Saved entries:
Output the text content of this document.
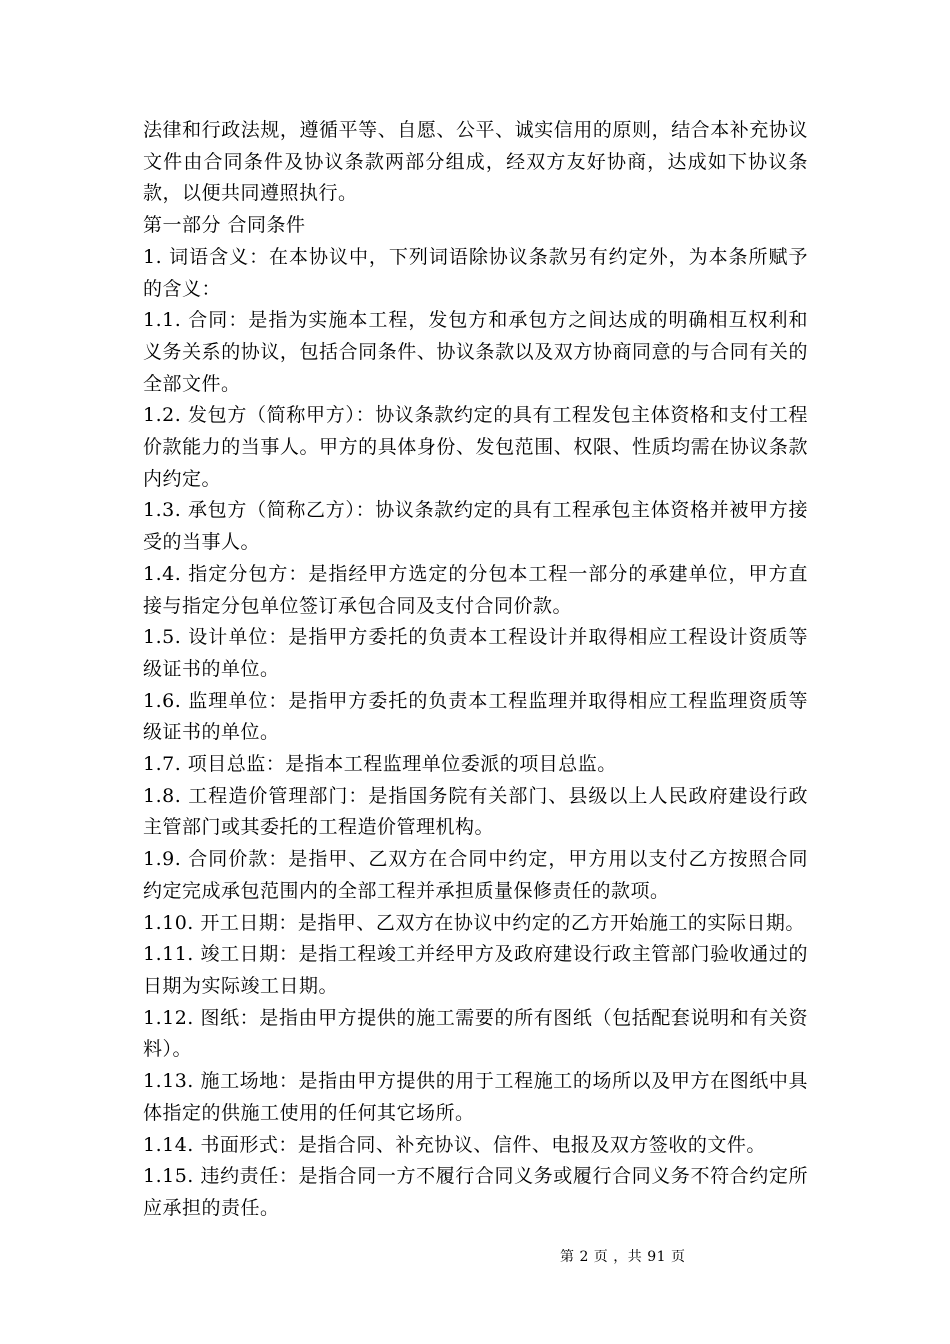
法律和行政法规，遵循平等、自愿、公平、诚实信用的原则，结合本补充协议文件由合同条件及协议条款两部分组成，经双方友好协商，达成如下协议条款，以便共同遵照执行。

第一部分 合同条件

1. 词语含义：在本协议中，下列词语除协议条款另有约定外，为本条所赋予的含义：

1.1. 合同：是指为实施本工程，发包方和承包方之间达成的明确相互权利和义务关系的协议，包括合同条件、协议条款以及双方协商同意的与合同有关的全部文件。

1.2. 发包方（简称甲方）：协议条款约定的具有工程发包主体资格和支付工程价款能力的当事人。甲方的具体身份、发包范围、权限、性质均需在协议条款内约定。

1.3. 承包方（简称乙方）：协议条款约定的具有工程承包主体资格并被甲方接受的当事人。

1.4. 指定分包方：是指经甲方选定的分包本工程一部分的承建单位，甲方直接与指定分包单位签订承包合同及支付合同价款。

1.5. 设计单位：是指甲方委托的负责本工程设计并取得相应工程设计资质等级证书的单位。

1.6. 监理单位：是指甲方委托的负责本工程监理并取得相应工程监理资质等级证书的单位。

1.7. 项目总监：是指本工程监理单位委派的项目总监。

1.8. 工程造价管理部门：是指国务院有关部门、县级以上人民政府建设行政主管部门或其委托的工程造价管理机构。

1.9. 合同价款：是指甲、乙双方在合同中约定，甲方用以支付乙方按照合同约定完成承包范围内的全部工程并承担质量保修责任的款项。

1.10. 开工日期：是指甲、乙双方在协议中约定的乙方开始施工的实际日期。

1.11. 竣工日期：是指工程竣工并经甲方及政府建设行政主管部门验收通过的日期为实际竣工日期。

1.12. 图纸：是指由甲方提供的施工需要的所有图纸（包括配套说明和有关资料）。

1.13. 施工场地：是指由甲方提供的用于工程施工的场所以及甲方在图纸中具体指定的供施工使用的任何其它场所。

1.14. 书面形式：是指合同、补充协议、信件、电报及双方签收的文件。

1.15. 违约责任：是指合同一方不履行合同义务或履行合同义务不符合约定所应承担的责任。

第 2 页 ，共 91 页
* * *
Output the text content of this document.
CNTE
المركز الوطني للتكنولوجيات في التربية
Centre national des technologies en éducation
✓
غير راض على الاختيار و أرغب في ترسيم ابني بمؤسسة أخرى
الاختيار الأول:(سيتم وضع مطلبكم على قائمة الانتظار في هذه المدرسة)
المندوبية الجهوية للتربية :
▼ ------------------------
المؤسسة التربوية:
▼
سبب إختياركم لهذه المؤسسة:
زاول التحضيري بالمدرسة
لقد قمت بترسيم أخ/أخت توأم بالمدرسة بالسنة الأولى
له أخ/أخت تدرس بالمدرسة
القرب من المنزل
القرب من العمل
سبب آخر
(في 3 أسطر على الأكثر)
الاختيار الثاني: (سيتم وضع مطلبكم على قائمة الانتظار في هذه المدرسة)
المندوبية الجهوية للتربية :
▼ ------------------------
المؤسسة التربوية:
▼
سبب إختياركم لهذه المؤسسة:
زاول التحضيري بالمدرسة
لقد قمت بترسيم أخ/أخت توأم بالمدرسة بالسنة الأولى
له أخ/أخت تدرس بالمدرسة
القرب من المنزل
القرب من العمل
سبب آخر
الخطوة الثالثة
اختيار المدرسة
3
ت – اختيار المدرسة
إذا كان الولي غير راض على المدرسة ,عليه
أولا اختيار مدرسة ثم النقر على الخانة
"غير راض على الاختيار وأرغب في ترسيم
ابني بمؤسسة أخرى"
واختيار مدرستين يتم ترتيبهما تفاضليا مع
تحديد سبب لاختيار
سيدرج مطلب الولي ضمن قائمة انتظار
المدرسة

▶ **TO BE DONE**
Your task is to pick out every line with the string "بمؤسسة" and copy it.

▶ **EXERCISE ANSWER**
غير راض على الاختيار و أرغب في ترسيم ابني بمؤسسة أخرى
ابني بمؤسسة أخرى"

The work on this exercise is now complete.